_TASK BRIEF_: Tally up the lines that include "Output" and state that number by itself.

_Records from a data collection_:
[BEGIN]
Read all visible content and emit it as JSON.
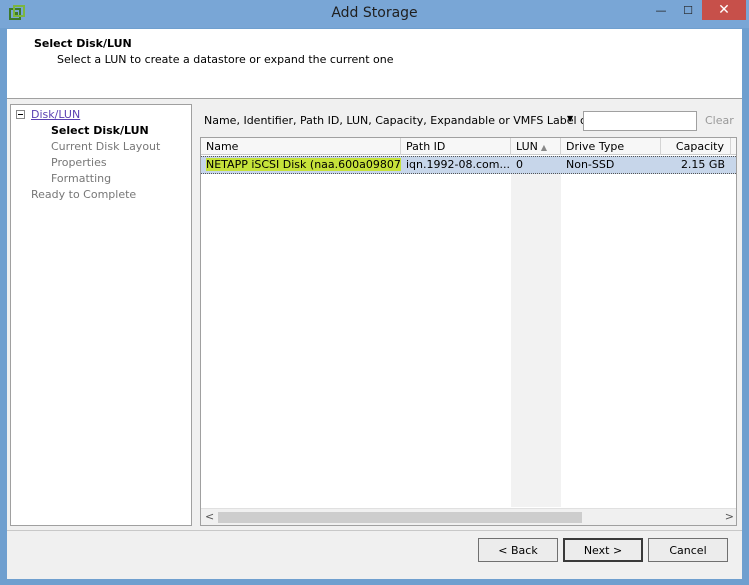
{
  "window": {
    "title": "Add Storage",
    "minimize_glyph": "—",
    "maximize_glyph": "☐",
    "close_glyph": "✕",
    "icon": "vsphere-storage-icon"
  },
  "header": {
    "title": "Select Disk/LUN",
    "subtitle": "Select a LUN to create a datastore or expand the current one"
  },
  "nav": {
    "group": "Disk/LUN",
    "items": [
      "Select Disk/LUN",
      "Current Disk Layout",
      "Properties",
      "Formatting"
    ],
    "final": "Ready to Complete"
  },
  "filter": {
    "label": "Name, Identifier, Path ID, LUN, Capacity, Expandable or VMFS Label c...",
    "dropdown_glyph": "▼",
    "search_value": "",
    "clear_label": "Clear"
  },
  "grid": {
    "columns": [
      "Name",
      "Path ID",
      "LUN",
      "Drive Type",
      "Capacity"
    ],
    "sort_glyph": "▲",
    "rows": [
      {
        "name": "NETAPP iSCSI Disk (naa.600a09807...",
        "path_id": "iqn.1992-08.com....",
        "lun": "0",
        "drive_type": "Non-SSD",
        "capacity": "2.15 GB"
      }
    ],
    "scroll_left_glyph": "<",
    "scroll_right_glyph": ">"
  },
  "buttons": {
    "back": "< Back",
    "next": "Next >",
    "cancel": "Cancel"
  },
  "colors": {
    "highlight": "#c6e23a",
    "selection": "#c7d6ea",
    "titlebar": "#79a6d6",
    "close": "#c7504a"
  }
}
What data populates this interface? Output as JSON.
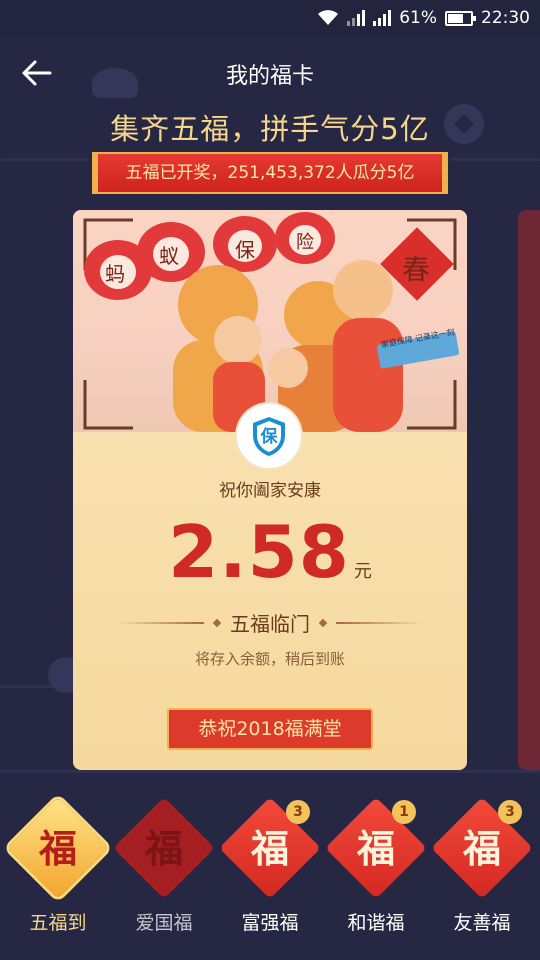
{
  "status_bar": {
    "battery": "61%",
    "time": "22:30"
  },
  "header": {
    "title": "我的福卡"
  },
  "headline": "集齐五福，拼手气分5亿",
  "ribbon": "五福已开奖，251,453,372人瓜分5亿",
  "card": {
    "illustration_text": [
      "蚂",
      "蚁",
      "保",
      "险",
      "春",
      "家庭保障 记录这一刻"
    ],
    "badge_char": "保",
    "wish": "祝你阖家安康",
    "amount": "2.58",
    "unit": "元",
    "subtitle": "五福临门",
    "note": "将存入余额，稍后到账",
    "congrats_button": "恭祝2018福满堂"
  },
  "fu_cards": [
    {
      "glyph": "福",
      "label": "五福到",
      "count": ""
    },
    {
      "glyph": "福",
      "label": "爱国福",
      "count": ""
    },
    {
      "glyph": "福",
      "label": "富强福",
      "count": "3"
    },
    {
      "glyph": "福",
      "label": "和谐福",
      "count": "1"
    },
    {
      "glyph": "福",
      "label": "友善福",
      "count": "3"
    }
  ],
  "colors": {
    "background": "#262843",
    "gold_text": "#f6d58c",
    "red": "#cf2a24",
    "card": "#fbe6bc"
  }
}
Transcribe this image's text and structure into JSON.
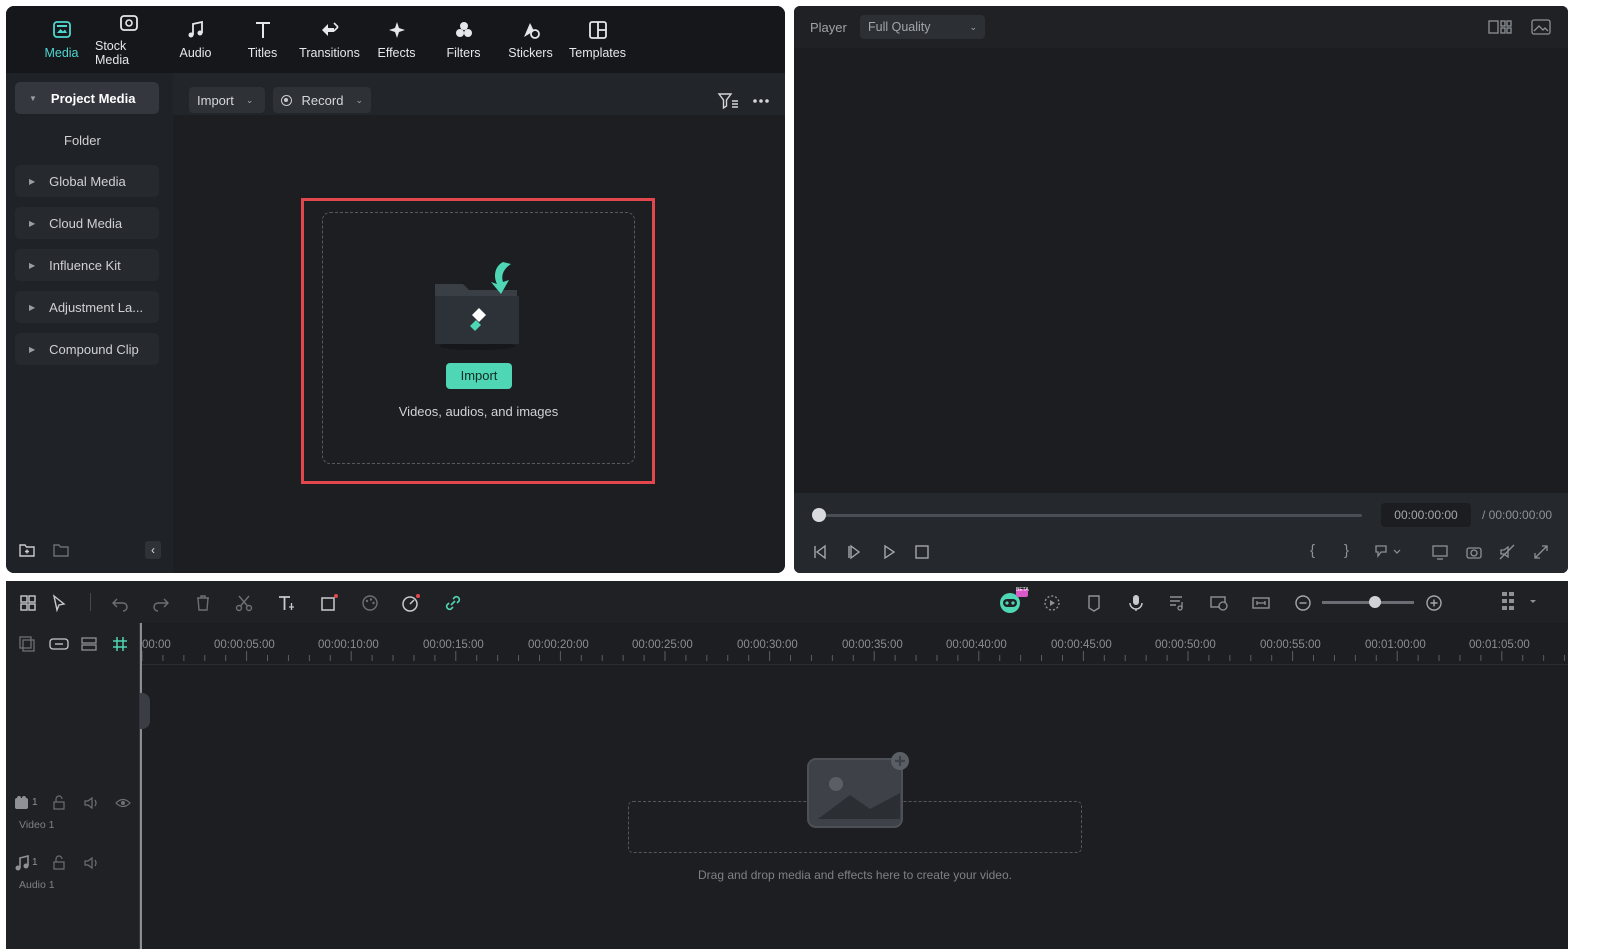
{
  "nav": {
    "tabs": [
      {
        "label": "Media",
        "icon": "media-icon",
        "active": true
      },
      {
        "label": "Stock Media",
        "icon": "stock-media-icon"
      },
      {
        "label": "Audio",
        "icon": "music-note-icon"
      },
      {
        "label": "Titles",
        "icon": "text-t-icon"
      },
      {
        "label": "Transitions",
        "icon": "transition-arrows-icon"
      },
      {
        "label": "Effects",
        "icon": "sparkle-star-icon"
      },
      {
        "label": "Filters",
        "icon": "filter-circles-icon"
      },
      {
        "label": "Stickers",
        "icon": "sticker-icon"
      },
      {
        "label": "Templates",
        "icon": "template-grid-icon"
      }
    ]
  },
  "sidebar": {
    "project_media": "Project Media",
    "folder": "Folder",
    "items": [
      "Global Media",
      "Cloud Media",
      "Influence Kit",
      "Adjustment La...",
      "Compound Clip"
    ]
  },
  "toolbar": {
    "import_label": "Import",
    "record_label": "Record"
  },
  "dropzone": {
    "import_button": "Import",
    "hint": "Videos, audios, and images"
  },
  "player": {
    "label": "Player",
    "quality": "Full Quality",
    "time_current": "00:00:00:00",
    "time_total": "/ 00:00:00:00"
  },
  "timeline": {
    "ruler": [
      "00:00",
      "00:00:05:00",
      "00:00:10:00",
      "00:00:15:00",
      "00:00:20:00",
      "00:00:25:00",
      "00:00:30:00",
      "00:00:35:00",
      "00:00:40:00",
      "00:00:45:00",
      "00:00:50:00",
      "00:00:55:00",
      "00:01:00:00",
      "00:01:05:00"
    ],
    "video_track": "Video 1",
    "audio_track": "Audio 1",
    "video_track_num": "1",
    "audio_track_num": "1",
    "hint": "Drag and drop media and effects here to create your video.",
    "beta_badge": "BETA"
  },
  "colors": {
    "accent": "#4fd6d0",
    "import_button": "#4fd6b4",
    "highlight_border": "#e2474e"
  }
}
[END]
[BEGIN]
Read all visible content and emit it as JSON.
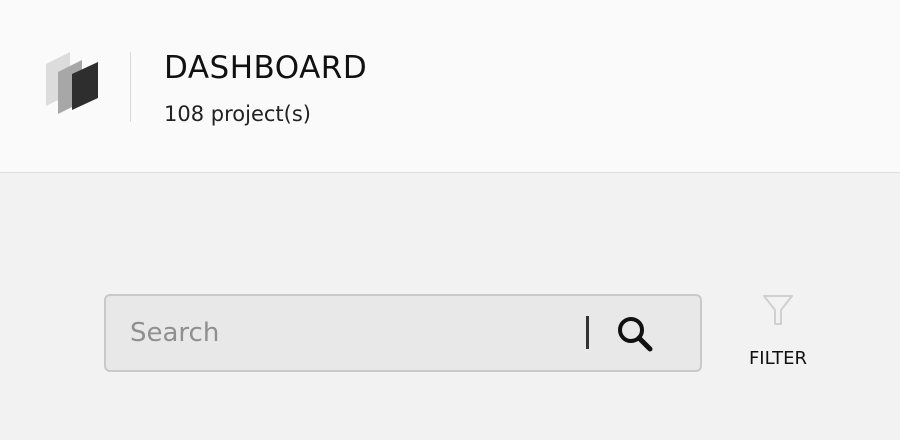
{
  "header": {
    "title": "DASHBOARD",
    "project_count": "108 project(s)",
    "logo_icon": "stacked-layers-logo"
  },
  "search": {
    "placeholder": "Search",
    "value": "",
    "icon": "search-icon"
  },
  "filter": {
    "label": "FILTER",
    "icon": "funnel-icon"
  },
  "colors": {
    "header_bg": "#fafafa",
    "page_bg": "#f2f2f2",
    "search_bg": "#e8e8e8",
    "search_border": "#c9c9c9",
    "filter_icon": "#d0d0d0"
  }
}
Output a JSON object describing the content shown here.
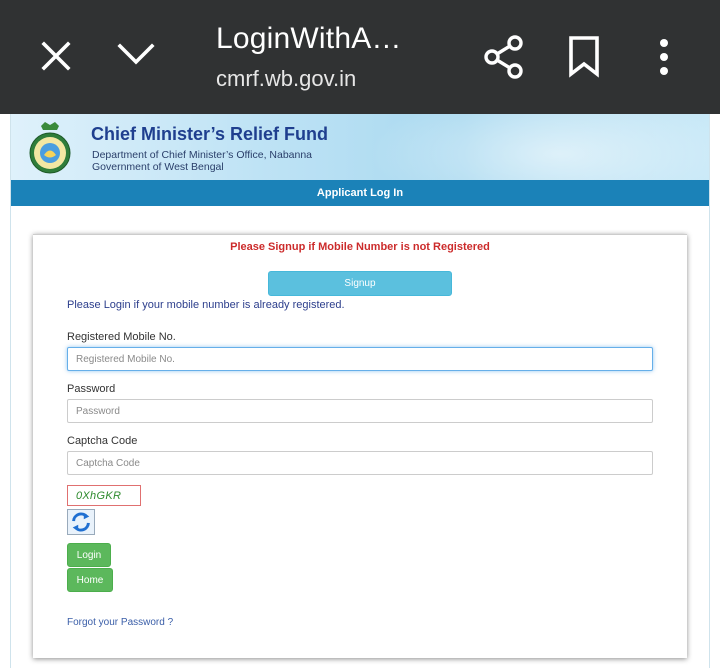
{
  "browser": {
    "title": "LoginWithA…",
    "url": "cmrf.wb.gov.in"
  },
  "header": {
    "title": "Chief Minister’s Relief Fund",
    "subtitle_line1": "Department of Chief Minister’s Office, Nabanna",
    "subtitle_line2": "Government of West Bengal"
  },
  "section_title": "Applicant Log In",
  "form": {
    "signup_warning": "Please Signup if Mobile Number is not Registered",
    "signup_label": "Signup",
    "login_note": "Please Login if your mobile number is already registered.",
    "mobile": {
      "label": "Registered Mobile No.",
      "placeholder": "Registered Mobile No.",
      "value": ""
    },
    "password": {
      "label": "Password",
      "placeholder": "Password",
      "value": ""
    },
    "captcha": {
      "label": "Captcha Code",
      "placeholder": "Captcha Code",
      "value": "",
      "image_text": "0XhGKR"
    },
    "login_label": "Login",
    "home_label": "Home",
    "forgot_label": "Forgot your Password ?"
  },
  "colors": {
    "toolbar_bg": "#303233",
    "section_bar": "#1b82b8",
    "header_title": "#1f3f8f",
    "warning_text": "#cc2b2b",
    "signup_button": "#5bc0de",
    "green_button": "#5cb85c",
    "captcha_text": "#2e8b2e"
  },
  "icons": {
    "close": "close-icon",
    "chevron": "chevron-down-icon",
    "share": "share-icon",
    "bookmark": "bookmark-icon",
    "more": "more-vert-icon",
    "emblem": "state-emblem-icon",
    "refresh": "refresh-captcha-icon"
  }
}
[END]
_CORRECT RESPONSE_: 2